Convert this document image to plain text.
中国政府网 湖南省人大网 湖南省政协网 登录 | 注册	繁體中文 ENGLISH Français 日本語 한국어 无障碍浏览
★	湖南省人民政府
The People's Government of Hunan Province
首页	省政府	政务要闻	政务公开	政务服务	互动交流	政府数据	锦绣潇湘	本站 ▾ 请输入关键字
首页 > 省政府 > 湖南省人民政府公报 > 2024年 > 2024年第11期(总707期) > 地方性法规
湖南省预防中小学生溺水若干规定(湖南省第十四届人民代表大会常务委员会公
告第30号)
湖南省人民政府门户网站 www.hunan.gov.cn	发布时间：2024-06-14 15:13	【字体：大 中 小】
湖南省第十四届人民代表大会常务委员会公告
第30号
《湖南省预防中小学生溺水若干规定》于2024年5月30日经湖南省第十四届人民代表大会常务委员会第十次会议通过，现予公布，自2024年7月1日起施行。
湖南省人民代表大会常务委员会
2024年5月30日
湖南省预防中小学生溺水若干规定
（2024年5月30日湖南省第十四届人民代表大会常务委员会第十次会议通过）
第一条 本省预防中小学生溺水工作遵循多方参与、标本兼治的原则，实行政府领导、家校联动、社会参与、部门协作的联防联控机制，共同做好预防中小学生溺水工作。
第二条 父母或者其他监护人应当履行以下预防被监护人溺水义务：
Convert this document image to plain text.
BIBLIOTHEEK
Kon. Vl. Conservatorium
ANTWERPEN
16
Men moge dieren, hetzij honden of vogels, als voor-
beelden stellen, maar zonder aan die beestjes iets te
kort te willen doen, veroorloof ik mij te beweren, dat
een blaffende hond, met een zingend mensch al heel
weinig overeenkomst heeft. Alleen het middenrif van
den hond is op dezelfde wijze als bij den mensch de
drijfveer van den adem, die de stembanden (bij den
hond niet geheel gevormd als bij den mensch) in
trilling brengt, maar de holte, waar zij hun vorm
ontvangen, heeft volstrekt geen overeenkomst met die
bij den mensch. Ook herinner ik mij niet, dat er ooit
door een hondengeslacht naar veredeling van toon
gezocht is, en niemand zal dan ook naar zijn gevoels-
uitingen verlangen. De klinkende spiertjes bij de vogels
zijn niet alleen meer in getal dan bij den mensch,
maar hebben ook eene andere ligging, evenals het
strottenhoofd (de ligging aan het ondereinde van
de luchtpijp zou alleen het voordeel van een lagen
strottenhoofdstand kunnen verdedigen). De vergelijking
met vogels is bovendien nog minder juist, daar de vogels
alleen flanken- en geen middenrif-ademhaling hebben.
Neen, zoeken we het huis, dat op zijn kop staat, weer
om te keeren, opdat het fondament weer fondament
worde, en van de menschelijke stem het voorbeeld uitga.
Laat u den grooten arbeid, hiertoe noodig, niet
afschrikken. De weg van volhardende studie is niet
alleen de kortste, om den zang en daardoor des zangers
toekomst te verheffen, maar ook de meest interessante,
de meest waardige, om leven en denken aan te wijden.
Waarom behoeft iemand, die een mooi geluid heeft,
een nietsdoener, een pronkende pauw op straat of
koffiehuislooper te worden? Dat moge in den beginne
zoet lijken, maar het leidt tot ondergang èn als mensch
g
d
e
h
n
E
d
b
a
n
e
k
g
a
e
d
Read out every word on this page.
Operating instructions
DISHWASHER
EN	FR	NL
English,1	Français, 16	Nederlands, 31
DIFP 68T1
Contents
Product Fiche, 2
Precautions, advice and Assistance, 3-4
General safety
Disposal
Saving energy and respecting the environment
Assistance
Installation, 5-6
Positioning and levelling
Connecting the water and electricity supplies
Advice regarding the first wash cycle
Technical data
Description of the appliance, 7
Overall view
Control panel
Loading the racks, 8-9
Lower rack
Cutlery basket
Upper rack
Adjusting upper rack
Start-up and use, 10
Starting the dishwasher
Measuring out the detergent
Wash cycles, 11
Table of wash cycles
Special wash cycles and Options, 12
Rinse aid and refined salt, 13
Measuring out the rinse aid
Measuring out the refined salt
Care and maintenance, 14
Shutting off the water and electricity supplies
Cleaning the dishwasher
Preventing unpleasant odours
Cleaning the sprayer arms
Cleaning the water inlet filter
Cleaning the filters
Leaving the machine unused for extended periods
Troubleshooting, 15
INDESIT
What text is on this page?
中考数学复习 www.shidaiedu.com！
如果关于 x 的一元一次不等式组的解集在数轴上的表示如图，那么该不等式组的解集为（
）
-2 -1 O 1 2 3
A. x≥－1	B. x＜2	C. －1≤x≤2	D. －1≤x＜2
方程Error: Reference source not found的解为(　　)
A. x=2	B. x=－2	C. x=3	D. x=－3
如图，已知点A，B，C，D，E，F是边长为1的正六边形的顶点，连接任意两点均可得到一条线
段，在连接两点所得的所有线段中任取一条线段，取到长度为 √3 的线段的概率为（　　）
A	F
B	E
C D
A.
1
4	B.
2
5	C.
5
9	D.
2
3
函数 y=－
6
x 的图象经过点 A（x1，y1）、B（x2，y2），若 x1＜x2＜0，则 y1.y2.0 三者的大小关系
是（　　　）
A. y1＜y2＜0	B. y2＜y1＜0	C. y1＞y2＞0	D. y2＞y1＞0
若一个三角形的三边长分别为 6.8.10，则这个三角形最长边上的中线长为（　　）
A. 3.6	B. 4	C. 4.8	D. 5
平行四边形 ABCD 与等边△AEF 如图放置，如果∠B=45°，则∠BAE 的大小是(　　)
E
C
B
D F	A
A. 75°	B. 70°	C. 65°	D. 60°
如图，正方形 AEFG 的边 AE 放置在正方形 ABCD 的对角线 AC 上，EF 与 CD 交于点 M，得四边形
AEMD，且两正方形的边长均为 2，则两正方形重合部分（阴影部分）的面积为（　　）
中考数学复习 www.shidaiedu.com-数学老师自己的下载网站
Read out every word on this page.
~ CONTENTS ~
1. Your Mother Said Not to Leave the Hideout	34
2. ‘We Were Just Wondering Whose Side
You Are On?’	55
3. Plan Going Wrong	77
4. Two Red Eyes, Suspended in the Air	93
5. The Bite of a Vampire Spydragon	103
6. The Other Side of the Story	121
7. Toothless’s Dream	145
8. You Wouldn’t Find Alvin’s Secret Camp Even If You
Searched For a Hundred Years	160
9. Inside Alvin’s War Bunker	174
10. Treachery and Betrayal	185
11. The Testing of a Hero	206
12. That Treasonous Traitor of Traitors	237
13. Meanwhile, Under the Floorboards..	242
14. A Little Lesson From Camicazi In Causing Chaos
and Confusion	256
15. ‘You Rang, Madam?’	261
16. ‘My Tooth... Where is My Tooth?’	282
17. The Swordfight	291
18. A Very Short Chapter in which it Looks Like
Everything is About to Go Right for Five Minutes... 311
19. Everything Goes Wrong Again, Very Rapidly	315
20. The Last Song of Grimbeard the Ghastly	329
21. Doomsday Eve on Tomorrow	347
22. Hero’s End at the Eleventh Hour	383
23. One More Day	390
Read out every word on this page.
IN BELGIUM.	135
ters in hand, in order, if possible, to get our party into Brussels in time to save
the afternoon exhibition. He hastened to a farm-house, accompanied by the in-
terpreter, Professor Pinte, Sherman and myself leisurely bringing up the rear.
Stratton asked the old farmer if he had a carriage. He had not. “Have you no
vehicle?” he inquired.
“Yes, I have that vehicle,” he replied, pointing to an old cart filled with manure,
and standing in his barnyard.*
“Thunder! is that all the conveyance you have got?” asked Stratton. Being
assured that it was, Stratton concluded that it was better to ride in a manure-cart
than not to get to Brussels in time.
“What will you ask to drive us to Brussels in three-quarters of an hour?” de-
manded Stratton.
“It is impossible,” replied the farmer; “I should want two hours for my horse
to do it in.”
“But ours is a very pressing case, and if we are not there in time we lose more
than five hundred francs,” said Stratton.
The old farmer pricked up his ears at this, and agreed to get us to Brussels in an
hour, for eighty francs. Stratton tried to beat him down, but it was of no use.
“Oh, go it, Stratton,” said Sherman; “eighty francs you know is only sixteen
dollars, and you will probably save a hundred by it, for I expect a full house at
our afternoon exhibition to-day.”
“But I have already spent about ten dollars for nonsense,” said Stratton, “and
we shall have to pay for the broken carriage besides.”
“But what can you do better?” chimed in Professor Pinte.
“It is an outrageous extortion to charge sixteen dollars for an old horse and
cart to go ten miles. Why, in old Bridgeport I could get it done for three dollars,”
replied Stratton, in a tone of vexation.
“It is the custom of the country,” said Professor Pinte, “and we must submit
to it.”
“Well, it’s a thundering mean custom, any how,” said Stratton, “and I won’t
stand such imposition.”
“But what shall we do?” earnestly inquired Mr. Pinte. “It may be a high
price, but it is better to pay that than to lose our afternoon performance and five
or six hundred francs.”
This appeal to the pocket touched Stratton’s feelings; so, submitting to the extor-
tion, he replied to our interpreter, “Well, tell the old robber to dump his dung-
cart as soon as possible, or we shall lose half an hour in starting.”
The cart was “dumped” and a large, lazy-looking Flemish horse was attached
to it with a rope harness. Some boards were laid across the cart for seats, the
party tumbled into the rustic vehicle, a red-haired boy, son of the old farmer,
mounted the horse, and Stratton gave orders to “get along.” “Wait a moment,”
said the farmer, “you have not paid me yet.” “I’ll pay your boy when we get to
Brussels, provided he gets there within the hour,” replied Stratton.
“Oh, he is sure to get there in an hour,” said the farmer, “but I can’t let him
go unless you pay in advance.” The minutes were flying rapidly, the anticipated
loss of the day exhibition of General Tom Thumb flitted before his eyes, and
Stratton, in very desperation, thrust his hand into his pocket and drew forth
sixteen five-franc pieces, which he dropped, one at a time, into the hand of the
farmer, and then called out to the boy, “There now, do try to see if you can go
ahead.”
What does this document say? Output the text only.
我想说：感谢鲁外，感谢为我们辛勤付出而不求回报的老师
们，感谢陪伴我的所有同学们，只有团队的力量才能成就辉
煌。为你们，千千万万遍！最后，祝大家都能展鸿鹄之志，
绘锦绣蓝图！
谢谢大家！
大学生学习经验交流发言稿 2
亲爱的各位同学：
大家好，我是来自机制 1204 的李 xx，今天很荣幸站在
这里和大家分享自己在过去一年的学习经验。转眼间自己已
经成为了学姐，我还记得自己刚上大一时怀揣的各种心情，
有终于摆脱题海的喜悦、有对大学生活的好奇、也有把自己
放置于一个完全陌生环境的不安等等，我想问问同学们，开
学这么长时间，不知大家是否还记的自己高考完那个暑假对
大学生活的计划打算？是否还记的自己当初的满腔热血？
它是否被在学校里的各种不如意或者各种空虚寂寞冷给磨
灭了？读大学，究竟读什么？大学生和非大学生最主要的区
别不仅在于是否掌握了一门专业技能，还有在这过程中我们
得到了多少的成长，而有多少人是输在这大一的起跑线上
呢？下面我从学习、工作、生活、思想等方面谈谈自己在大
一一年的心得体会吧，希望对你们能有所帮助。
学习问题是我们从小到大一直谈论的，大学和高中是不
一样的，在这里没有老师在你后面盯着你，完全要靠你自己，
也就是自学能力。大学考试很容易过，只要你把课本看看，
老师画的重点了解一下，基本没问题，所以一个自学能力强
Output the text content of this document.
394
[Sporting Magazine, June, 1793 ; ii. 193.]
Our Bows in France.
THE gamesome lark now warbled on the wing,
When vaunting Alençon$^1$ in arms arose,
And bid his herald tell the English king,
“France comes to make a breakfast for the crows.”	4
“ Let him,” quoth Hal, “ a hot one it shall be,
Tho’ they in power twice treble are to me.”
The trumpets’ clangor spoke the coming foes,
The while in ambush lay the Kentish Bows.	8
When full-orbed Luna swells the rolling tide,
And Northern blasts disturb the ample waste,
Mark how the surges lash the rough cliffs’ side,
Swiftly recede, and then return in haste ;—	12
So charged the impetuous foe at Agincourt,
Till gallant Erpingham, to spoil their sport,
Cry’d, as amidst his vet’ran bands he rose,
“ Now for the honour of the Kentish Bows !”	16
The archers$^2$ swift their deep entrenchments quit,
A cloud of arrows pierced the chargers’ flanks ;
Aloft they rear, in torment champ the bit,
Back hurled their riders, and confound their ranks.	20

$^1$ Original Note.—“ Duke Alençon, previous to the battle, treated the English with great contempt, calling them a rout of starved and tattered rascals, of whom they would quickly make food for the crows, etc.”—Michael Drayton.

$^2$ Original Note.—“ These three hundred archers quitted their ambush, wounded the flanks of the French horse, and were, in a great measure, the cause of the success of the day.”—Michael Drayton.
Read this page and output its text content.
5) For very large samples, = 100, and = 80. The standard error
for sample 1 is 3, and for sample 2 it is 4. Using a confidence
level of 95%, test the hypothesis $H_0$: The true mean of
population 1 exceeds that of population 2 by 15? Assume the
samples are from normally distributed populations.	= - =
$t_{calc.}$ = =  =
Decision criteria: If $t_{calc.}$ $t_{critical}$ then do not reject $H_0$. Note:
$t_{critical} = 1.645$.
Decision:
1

○ ○ ○ ○ ○ ○ ○

_Exercise goal_. Find each line with the string "Wrong" and copy it out.

_Result for this exercise_.
3. Plan Going Wrong	77
19. Everything Goes Wrong Again, Very Rapidly	315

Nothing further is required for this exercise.